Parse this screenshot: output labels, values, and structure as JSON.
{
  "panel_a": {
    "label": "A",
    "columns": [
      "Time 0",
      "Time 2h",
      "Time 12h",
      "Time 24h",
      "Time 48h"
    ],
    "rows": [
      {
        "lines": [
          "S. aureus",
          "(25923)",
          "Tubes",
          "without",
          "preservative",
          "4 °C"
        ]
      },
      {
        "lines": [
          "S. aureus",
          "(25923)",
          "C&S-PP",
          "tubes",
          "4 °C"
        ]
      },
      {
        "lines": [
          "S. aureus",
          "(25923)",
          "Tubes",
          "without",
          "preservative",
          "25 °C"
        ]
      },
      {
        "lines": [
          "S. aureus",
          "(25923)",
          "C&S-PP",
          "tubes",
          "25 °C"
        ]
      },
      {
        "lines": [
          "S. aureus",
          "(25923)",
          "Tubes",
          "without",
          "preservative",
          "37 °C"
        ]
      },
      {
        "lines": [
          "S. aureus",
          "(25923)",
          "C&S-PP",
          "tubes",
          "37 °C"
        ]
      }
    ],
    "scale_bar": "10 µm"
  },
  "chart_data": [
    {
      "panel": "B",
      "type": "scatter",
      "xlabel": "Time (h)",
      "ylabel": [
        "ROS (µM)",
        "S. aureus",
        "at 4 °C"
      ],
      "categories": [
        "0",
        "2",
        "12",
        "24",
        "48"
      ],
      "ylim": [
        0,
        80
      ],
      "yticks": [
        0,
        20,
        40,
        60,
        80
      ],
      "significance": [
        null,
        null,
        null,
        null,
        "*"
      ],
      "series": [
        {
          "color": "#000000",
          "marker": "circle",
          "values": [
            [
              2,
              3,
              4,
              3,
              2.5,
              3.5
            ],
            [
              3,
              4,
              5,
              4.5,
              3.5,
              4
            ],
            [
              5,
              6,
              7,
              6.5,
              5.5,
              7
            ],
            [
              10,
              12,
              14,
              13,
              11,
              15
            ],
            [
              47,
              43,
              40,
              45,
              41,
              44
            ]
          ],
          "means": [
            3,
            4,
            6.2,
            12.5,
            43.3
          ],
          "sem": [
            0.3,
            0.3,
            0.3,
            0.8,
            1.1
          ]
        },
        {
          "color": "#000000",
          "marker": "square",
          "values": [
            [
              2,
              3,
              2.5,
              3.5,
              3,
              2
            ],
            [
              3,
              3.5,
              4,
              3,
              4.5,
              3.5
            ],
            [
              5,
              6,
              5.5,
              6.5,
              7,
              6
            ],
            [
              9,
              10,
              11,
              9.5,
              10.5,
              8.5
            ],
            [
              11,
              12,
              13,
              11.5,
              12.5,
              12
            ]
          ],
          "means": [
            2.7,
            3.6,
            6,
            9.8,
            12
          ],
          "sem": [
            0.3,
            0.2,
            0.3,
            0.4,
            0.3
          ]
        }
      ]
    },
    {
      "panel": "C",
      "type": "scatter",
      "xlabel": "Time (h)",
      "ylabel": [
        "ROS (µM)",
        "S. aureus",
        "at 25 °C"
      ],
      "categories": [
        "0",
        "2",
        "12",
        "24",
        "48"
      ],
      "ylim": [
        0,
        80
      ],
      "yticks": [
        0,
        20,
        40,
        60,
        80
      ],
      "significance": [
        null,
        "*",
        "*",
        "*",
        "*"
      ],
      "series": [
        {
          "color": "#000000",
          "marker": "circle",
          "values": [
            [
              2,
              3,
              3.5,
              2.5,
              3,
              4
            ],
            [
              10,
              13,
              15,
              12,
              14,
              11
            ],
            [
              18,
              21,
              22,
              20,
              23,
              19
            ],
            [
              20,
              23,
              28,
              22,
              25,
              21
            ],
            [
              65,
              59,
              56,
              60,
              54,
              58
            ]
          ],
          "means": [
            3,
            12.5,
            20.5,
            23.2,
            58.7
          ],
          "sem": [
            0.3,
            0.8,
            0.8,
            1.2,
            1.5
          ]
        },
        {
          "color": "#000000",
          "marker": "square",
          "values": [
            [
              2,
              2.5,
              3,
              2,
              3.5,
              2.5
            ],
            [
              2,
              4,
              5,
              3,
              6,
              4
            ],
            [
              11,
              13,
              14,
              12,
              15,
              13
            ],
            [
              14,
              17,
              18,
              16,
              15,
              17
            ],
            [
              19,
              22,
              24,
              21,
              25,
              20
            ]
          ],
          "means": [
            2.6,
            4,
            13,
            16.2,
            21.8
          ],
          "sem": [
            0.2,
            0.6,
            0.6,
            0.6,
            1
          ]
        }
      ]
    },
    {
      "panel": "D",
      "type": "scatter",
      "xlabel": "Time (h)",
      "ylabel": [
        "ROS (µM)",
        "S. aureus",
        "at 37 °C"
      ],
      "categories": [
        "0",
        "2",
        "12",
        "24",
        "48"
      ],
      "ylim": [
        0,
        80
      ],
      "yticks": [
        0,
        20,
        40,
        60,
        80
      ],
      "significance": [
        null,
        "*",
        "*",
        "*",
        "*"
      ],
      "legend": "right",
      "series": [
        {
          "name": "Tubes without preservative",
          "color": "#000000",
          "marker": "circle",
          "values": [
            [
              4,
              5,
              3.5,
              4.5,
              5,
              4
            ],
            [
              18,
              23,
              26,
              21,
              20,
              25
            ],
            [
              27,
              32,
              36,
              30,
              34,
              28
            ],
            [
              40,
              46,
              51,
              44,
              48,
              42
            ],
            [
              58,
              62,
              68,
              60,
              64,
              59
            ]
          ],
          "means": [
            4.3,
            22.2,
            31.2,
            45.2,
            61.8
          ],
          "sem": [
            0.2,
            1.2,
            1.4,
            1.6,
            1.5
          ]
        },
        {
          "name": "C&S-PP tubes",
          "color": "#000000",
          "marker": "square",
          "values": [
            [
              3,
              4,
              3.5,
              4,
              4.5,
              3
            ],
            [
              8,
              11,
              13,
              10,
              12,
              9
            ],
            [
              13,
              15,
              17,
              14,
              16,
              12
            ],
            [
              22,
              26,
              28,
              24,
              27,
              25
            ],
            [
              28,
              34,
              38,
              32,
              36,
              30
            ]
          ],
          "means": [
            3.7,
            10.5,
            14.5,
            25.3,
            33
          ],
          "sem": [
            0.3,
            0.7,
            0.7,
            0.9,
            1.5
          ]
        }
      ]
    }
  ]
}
####################
◆ TASK DETAILS: Reproduce each entry exactly, leaving out nothing.

◆ ANSWER TO THIS TASK:
Parse this screenshot: output labels, values, and structure as JSON.
{
  "panel_a": {
    "label": "A",
    "columns": [
      "Time 0",
      "Time 2h",
      "Time 12h",
      "Time 24h",
      "Time 48h"
    ],
    "rows": [
      {
        "lines": [
          "S. aureus",
          "(25923)",
          "Tubes",
          "without",
          "preservative",
          "4 °C"
        ]
      },
      {
        "lines": [
          "S. aureus",
          "(25923)",
          "C&S-PP",
          "tubes",
          "4 °C"
        ]
      },
      {
        "lines": [
          "S. aureus",
          "(25923)",
          "Tubes",
          "without",
          "preservative",
          "25 °C"
        ]
      },
      {
        "lines": [
          "S. aureus",
          "(25923)",
          "C&S-PP",
          "tubes",
          "25 °C"
        ]
      },
      {
        "lines": [
          "S. aureus",
          "(25923)",
          "Tubes",
          "without",
          "preservative",
          "37 °C"
        ]
      },
      {
        "lines": [
          "S. aureus",
          "(25923)",
          "C&S-PP",
          "tubes",
          "37 °C"
        ]
      }
    ],
    "scale_bar": "10 µm"
  },
  "chart_data": [
    {
      "panel": "B",
      "type": "scatter",
      "xlabel": "Time (h)",
      "ylabel": [
        "ROS (µM)",
        "S. aureus",
        "at 4 °C"
      ],
      "categories": [
        "0",
        "2",
        "12",
        "24",
        "48"
      ],
      "ylim": [
        0,
        80
      ],
      "yticks": [
        0,
        20,
        40,
        60,
        80
      ],
      "significance": [
        null,
        null,
        null,
        null,
        "*"
      ],
      "series": [
        {
          "color": "#000000",
          "marker": "circle",
          "values": [
            [
              2,
              3,
              4,
              3,
              2.5,
              3.5
            ],
            [
              3,
              4,
              5,
              4.5,
              3.5,
              4
            ],
            [
              5,
              6,
              7,
              6.5,
              5.5,
              7
            ],
            [
              10,
              12,
              14,
              13,
              11,
              15
            ],
            [
              47,
              43,
              40,
              45,
              41,
              44
            ]
          ],
          "means": [
            3,
            4,
            6.2,
            12.5,
            43.3
          ],
          "sem": [
            0.3,
            0.3,
            0.3,
            0.8,
            1.1
          ]
        },
        {
          "color": "#000000",
          "marker": "square",
          "values": [
            [
              2,
              3,
              2.5,
              3.5,
              3,
              2
            ],
            [
              3,
              3.5,
              4,
              3,
              4.5,
              3.5
            ],
            [
              5,
              6,
              5.5,
              6.5,
              7,
              6
            ],
            [
              9,
              10,
              11,
              9.5,
              10.5,
              8.5
            ],
            [
              11,
              12,
              13,
              11.5,
              12.5,
              12
            ]
          ],
          "means": [
            2.7,
            3.6,
            6,
            9.8,
            12
          ],
          "sem": [
            0.3,
            0.2,
            0.3,
            0.4,
            0.3
          ]
        }
      ]
    },
    {
      "panel": "C",
      "type": "scatter",
      "xlabel": "Time (h)",
      "ylabel": [
        "ROS (µM)",
        "S. aureus",
        "at 25 °C"
      ],
      "categories": [
        "0",
        "2",
        "12",
        "24",
        "48"
      ],
      "ylim": [
        0,
        80
      ],
      "yticks": [
        0,
        20,
        40,
        60,
        80
      ],
      "significance": [
        null,
        "*",
        "*",
        "*",
        "*"
      ],
      "series": [
        {
          "color": "#000000",
          "marker": "circle",
          "values": [
            [
              2,
              3,
              3.5,
              2.5,
              3,
              4
            ],
            [
              10,
              13,
              15,
              12,
              14,
              11
            ],
            [
              18,
              21,
              22,
              20,
              23,
              19
            ],
            [
              20,
              23,
              28,
              22,
              25,
              21
            ],
            [
              65,
              59,
              56,
              60,
              54,
              58
            ]
          ],
          "means": [
            3,
            12.5,
            20.5,
            23.2,
            58.7
          ],
          "sem": [
            0.3,
            0.8,
            0.8,
            1.2,
            1.5
          ]
        },
        {
          "color": "#000000",
          "marker": "square",
          "values": [
            [
              2,
              2.5,
              3,
              2,
              3.5,
              2.5
            ],
            [
              2,
              4,
              5,
              3,
              6,
              4
            ],
            [
              11,
              13,
              14,
              12,
              15,
              13
            ],
            [
              14,
              17,
              18,
              16,
              15,
              17
            ],
            [
              19,
              22,
              24,
              21,
              25,
              20
            ]
          ],
          "means": [
            2.6,
            4,
            13,
            16.2,
            21.8
          ],
          "sem": [
            0.2,
            0.6,
            0.6,
            0.6,
            1
          ]
        }
      ]
    },
    {
      "panel": "D",
      "type": "scatter",
      "xlabel": "Time (h)",
      "ylabel": [
        "ROS (µM)",
        "S. aureus",
        "at 37 °C"
      ],
      "categories": [
        "0",
        "2",
        "12",
        "24",
        "48"
      ],
      "ylim": [
        0,
        80
      ],
      "yticks": [
        0,
        20,
        40,
        60,
        80
      ],
      "significance": [
        null,
        "*",
        "*",
        "*",
        "*"
      ],
      "legend": "right",
      "series": [
        {
          "name": "Tubes without preservative",
          "color": "#000000",
          "marker": "circle",
          "values": [
            [
              4,
              5,
              3.5,
              4.5,
              5,
              4
            ],
            [
              18,
              23,
              26,
              21,
              20,
              25
            ],
            [
              27,
              32,
              36,
              30,
              34,
              28
            ],
            [
              40,
              46,
              51,
              44,
              48,
              42
            ],
            [
              58,
              62,
              68,
              60,
              64,
              59
            ]
          ],
          "means": [
            4.3,
            22.2,
            31.2,
            45.2,
            61.8
          ],
          "sem": [
            0.2,
            1.2,
            1.4,
            1.6,
            1.5
          ]
        },
        {
          "name": "C&S-PP tubes",
          "color": "#000000",
          "marker": "square",
          "values": [
            [
              3,
              4,
              3.5,
              4,
              4.5,
              3
            ],
            [
              8,
              11,
              13,
              10,
              12,
              9
            ],
            [
              13,
              15,
              17,
              14,
              16,
              12
            ],
            [
              22,
              26,
              28,
              24,
              27,
              25
            ],
            [
              28,
              34,
              38,
              32,
              36,
              30
            ]
          ],
          "means": [
            3.7,
            10.5,
            14.5,
            25.3,
            33
          ],
          "sem": [
            0.3,
            0.7,
            0.7,
            0.9,
            1.5
          ]
        }
      ]
    }
  ]
}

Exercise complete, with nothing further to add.